Find each line holding the word "type" and give the number of such lines, nothing else.

- [Records for the task]:
** START **

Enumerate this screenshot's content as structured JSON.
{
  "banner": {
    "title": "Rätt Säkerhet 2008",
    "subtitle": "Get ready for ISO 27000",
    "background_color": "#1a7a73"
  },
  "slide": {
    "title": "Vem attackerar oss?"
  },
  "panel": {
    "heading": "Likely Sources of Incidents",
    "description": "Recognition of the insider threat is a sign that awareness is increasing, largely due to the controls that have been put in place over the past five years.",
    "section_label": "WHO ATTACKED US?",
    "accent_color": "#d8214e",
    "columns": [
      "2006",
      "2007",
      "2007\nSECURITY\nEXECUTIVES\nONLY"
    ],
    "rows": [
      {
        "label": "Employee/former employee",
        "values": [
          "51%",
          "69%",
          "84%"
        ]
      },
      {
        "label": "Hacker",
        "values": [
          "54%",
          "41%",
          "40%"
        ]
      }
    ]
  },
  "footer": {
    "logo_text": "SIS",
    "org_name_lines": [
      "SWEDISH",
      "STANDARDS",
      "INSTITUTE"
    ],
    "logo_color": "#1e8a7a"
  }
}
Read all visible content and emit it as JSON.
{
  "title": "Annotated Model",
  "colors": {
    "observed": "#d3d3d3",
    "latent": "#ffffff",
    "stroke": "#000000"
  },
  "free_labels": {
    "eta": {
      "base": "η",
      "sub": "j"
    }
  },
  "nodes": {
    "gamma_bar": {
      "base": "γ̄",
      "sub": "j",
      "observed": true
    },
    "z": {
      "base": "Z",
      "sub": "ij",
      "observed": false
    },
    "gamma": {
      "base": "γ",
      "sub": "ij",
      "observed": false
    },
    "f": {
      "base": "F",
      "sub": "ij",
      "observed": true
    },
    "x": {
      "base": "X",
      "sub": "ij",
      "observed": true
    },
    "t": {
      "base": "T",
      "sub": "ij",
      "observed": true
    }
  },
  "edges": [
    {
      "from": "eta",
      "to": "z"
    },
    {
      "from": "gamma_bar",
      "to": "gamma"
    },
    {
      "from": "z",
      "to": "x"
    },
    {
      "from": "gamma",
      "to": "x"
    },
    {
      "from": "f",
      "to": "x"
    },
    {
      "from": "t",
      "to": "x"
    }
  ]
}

** END **
** START **

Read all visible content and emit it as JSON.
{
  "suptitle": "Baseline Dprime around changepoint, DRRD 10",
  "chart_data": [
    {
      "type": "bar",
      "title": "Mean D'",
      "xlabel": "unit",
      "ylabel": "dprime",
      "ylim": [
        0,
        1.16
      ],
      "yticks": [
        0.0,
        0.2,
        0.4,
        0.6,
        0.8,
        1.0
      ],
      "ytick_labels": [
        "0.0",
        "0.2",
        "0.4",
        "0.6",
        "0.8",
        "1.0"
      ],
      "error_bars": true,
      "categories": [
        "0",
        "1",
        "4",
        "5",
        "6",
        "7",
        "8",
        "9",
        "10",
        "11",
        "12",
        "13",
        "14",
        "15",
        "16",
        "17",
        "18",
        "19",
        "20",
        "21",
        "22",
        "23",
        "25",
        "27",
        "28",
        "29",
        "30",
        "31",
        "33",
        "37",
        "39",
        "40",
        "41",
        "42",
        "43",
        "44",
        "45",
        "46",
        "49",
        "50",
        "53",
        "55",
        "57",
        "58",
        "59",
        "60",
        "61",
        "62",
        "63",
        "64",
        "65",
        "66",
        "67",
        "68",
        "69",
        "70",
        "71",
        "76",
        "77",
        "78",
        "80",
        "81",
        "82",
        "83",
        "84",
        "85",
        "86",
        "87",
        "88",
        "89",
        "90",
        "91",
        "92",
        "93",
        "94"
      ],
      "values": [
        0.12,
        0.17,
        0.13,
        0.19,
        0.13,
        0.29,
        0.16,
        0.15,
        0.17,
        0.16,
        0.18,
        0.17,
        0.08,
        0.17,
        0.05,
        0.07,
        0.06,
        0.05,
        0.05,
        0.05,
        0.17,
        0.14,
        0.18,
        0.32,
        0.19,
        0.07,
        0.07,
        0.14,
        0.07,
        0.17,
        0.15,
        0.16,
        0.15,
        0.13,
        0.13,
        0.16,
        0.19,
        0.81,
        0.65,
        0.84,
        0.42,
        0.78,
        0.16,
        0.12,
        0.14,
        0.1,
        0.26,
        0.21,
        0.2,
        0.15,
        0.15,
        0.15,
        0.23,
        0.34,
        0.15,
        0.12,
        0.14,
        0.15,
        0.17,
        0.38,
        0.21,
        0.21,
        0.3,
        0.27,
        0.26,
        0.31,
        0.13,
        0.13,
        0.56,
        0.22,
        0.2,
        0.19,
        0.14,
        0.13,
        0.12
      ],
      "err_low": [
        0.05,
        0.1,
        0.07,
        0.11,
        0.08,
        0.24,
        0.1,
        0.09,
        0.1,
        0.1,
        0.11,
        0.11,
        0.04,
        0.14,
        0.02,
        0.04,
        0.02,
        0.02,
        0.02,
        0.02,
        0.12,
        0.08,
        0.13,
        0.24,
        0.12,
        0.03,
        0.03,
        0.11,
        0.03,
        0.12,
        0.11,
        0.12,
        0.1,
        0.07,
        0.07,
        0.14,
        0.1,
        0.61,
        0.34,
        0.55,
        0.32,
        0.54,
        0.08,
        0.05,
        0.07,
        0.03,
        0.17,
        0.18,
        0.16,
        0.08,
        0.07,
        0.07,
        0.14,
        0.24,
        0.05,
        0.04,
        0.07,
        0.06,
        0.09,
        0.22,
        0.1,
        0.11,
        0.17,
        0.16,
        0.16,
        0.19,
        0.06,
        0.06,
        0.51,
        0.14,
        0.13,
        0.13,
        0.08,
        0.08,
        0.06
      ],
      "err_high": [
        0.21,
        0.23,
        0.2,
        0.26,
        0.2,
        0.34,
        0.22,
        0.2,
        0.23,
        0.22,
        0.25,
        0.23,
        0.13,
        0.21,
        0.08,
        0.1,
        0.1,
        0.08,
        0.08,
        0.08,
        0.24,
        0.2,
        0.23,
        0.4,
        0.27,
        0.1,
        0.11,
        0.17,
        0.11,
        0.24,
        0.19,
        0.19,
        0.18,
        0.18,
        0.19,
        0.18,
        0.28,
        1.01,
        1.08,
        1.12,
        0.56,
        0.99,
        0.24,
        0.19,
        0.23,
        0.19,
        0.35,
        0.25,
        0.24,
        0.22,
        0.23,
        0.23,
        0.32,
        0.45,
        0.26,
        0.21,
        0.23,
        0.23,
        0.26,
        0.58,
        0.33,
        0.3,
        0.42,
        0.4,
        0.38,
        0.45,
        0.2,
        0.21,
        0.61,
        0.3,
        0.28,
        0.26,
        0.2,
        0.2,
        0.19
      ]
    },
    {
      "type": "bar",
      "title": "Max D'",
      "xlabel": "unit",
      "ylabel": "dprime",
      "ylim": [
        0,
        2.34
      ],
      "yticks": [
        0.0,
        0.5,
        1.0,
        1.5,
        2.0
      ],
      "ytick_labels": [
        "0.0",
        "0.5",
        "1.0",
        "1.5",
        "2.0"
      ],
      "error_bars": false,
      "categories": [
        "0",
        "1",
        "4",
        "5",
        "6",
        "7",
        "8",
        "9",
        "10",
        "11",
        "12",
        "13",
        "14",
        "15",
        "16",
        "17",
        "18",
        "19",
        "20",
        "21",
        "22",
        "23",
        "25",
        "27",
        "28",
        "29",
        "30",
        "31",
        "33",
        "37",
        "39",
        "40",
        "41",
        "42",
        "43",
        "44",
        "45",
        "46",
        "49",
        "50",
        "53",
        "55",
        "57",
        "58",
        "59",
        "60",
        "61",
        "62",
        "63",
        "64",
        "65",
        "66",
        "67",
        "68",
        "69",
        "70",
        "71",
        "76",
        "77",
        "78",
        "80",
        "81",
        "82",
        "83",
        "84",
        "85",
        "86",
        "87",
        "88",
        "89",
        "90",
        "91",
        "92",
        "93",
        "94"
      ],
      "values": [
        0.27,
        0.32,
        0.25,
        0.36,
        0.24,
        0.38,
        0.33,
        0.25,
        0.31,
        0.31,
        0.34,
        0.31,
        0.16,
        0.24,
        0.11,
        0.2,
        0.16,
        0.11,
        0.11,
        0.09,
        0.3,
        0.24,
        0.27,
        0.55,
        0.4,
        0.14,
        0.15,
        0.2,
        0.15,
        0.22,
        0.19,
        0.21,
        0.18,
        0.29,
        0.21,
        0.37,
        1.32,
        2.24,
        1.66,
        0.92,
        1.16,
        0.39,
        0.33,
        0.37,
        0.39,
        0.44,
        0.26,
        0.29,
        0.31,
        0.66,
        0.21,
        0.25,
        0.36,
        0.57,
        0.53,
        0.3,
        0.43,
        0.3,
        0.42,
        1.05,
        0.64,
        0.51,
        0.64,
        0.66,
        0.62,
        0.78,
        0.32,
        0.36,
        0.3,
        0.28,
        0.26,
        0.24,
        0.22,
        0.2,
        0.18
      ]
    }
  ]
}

** END **
** START **

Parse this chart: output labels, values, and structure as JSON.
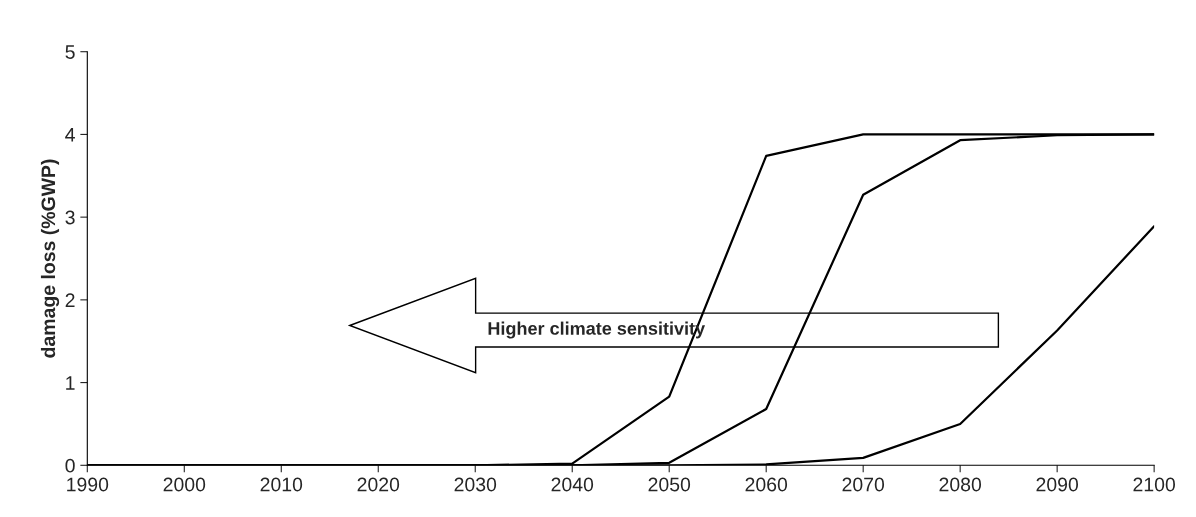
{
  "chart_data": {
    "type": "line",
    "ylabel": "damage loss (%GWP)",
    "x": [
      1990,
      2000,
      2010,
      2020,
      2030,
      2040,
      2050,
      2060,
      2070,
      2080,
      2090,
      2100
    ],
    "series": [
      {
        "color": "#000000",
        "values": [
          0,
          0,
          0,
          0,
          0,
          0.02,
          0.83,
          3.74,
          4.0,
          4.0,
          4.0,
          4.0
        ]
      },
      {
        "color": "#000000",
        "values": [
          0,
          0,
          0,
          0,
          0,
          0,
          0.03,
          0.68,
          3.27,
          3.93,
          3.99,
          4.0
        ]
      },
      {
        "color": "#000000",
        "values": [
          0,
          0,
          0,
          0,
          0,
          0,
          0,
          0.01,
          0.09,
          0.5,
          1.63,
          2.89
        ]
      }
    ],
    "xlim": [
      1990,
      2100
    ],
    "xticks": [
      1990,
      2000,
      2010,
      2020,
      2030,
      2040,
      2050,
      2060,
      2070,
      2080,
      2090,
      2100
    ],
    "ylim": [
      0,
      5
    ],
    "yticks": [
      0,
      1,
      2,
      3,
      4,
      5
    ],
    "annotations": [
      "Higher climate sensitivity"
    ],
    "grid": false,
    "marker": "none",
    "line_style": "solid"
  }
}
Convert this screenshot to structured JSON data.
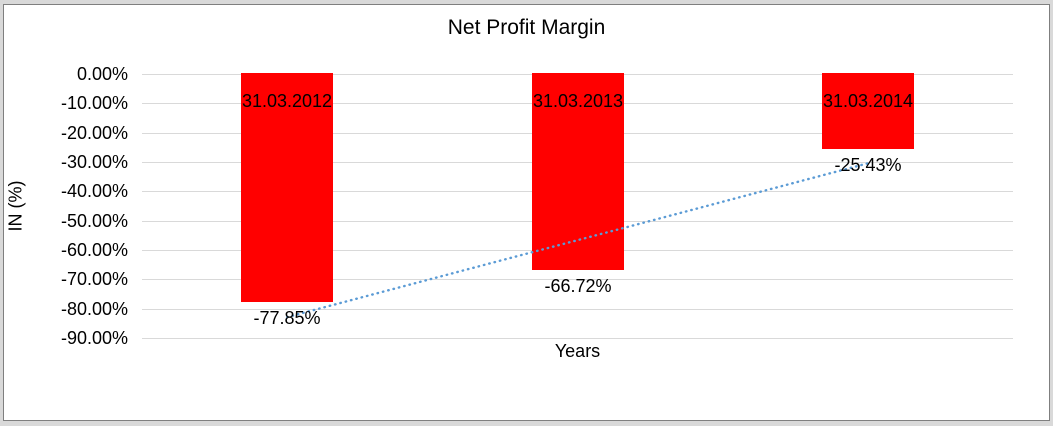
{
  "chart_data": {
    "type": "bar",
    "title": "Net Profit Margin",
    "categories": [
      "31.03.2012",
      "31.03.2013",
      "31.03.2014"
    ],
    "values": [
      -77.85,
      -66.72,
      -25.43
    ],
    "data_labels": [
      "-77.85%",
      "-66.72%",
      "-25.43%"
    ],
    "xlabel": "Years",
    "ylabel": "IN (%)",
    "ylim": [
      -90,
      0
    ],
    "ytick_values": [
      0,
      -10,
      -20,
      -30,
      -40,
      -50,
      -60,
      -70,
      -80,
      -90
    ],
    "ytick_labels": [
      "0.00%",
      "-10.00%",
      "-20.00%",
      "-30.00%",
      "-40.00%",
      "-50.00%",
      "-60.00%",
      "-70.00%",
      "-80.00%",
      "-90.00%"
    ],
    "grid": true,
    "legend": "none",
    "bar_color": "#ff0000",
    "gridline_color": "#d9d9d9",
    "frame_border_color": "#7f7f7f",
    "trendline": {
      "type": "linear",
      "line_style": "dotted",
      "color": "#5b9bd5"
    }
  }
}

** END **

- [Response]:
5